TASK PROMPT
Copy every line of the records below that holds the word "this".
# start of EXTRACTED DATA
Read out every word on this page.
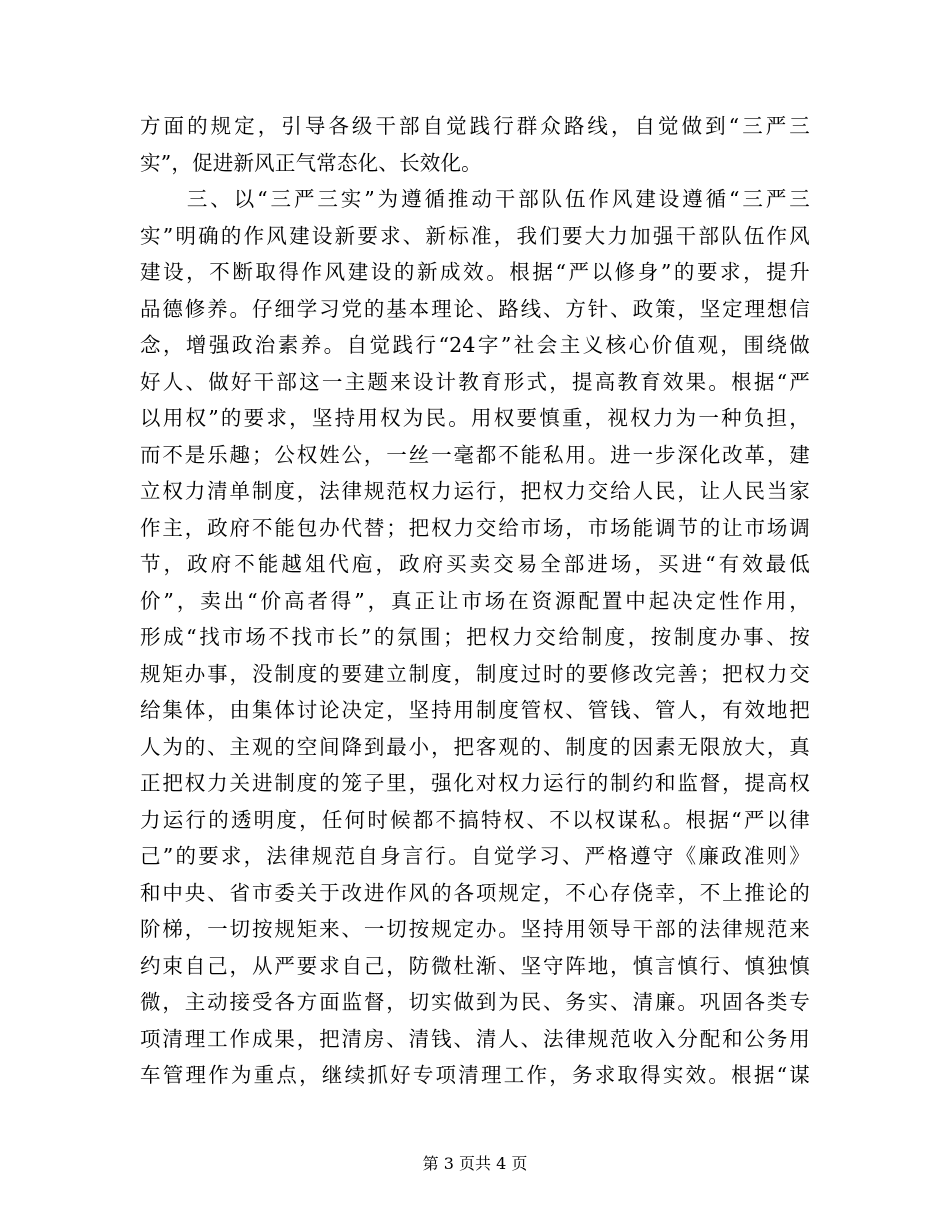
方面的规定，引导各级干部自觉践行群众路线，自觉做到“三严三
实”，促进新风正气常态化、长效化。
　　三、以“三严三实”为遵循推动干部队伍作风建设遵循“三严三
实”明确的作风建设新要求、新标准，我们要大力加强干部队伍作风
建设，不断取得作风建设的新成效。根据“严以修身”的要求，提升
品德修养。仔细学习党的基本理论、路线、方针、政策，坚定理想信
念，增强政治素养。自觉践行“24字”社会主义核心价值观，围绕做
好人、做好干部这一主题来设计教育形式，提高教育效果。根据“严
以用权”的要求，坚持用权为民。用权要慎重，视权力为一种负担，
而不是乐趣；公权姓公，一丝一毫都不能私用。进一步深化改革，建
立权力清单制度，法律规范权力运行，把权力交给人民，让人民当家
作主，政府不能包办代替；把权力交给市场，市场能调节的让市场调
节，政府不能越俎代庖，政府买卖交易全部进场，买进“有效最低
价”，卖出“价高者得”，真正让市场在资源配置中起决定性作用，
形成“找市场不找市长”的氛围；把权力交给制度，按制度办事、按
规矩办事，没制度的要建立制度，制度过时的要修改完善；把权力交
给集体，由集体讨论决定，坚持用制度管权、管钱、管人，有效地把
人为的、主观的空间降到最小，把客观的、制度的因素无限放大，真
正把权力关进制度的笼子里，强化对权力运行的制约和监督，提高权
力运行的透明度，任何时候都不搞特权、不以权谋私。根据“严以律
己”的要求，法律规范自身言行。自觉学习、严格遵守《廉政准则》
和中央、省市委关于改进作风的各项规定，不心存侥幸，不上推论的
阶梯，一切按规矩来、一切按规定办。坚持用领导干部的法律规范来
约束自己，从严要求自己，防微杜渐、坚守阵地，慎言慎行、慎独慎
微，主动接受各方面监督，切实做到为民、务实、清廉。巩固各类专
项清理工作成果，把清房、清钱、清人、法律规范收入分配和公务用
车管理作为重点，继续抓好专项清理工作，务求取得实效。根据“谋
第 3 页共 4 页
# end of EXTRACTED DATA
# start of EXTRACTED DATA
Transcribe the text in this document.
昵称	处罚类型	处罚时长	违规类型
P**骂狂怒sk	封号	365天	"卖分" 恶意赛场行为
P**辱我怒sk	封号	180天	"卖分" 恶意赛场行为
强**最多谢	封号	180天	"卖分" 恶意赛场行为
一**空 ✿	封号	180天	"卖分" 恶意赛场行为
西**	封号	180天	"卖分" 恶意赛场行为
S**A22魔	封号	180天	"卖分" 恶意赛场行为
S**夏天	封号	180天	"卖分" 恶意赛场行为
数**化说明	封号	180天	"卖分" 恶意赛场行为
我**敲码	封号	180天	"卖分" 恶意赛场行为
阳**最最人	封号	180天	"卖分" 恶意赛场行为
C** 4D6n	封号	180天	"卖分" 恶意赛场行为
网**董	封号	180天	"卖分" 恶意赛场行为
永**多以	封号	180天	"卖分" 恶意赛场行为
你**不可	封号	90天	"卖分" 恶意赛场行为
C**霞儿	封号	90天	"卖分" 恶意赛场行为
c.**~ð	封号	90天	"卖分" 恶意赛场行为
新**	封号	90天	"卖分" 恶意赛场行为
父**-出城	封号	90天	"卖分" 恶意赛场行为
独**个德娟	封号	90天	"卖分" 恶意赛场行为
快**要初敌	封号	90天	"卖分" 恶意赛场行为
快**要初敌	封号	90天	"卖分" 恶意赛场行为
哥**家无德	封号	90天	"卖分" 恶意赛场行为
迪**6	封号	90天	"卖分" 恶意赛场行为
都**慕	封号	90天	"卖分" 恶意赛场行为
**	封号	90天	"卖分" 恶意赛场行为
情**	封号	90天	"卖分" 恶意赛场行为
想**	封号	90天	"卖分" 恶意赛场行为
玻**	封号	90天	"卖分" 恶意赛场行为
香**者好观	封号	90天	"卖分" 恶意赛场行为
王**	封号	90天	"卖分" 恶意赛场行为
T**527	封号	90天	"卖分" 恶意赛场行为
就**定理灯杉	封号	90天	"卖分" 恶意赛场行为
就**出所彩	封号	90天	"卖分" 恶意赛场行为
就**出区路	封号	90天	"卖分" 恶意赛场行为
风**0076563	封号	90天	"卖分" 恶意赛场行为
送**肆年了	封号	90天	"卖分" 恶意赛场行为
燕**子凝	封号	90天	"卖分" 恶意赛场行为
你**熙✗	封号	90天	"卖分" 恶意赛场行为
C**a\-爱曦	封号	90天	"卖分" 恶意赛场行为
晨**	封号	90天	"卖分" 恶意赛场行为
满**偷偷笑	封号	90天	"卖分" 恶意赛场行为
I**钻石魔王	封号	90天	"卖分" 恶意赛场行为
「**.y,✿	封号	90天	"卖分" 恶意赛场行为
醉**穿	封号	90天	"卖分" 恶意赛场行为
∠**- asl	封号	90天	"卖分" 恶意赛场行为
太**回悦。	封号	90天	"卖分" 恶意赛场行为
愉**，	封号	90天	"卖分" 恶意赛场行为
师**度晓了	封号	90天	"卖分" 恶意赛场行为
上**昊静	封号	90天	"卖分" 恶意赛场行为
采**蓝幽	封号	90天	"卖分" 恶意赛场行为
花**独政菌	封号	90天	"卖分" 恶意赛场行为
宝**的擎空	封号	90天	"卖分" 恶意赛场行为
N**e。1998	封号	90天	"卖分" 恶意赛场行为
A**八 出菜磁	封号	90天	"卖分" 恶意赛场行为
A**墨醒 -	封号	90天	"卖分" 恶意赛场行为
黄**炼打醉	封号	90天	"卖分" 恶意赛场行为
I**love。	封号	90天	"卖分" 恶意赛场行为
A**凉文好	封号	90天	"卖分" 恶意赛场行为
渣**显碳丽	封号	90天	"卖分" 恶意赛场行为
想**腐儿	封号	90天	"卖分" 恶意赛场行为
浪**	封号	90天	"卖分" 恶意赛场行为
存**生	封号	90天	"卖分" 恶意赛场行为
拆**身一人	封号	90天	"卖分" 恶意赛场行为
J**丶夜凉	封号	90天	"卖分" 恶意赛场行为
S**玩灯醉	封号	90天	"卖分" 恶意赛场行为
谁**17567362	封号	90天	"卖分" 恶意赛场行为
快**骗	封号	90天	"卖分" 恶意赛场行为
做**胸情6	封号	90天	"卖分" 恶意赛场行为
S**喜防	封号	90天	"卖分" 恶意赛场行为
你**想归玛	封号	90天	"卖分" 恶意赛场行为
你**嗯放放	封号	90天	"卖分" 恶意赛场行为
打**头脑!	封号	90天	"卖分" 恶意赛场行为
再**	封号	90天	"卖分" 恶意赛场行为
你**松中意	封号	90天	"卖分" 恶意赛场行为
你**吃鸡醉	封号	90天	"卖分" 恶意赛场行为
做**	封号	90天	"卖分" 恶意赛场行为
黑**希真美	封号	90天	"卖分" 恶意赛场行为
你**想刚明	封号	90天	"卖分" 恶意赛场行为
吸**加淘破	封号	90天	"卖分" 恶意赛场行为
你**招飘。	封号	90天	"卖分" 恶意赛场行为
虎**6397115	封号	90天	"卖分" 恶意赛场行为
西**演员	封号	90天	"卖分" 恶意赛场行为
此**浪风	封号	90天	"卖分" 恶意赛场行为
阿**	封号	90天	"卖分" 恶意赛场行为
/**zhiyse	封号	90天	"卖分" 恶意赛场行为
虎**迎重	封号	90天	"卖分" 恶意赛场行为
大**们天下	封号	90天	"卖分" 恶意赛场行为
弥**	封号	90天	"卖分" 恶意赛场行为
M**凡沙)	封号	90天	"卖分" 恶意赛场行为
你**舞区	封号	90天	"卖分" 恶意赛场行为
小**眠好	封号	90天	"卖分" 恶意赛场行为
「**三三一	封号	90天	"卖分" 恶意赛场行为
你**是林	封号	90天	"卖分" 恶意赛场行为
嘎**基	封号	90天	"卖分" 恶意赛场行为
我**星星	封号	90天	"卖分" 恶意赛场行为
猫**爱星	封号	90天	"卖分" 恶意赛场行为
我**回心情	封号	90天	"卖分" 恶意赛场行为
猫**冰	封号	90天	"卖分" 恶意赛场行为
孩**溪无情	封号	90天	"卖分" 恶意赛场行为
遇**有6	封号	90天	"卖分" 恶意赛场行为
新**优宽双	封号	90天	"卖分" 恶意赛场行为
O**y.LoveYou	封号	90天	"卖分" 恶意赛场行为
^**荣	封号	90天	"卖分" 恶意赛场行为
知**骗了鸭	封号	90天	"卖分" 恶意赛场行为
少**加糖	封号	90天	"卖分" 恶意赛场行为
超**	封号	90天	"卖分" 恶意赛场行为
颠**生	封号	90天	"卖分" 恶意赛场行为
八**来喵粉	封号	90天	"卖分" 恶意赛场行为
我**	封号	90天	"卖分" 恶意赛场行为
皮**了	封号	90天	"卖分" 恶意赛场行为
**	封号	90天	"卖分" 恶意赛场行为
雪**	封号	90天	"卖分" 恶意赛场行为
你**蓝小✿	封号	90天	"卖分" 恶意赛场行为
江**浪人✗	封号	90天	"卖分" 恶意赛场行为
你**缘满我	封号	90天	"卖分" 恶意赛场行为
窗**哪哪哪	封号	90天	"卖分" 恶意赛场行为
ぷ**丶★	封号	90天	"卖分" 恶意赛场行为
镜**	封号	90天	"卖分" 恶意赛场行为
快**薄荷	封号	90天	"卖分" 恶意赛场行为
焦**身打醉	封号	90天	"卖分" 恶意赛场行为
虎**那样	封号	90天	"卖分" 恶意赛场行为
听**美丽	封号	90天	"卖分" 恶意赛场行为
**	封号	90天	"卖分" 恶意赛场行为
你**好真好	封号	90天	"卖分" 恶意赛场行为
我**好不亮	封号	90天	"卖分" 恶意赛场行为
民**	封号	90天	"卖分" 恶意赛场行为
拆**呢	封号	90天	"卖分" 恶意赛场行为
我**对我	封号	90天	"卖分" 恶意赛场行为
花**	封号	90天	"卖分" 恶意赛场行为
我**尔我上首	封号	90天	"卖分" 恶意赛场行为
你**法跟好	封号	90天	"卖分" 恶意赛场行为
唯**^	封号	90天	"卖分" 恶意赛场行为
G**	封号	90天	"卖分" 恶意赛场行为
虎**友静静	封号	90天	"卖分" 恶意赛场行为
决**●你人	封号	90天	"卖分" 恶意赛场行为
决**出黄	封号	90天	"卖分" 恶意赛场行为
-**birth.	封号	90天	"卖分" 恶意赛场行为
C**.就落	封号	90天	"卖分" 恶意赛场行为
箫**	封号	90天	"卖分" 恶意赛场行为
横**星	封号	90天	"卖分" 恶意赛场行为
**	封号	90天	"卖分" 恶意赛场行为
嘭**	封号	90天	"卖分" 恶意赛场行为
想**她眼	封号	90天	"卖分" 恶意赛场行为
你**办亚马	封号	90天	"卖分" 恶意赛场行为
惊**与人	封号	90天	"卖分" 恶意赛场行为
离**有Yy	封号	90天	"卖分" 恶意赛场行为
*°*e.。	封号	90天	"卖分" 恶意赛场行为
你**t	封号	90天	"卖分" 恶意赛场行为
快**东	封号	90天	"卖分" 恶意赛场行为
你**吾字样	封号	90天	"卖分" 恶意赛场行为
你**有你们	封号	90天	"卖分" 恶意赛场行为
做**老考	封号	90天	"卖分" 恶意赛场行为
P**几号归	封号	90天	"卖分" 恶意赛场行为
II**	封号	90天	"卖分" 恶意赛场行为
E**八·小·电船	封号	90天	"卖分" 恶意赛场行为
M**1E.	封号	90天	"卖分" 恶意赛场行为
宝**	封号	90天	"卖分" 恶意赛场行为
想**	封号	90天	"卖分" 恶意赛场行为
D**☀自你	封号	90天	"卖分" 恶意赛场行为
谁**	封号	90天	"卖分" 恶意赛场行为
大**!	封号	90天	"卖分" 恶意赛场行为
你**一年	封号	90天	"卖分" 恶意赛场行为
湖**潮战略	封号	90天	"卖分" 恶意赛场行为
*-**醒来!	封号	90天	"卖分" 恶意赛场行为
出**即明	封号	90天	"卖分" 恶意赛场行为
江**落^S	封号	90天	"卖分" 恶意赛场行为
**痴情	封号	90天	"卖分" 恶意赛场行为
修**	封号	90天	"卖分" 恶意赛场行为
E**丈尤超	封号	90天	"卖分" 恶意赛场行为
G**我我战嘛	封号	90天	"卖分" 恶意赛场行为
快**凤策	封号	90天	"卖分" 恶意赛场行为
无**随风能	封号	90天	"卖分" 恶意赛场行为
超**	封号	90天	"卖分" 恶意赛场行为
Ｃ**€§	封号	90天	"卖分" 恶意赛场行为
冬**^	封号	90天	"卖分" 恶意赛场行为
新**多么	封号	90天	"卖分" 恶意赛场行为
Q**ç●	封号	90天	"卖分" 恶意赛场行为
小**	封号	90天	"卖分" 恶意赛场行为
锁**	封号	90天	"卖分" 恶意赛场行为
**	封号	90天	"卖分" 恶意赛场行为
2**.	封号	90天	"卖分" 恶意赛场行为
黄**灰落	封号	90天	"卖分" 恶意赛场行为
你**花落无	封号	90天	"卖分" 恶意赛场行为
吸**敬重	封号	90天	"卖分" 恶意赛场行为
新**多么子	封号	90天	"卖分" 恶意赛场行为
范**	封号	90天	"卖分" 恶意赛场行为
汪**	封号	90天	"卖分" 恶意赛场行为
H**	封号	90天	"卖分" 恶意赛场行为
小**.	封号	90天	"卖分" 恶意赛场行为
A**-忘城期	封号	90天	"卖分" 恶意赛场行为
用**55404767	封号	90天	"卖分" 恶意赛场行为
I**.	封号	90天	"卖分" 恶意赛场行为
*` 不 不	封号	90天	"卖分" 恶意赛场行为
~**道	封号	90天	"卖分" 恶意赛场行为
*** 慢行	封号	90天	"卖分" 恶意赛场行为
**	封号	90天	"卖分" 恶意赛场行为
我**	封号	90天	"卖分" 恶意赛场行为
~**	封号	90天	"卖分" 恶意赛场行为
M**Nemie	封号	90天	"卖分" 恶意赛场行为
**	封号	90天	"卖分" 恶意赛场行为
# end of EXTRACTED DATA
EXERCISE OUTPUT
Read out every word on this page.
Transcribe the text in this document.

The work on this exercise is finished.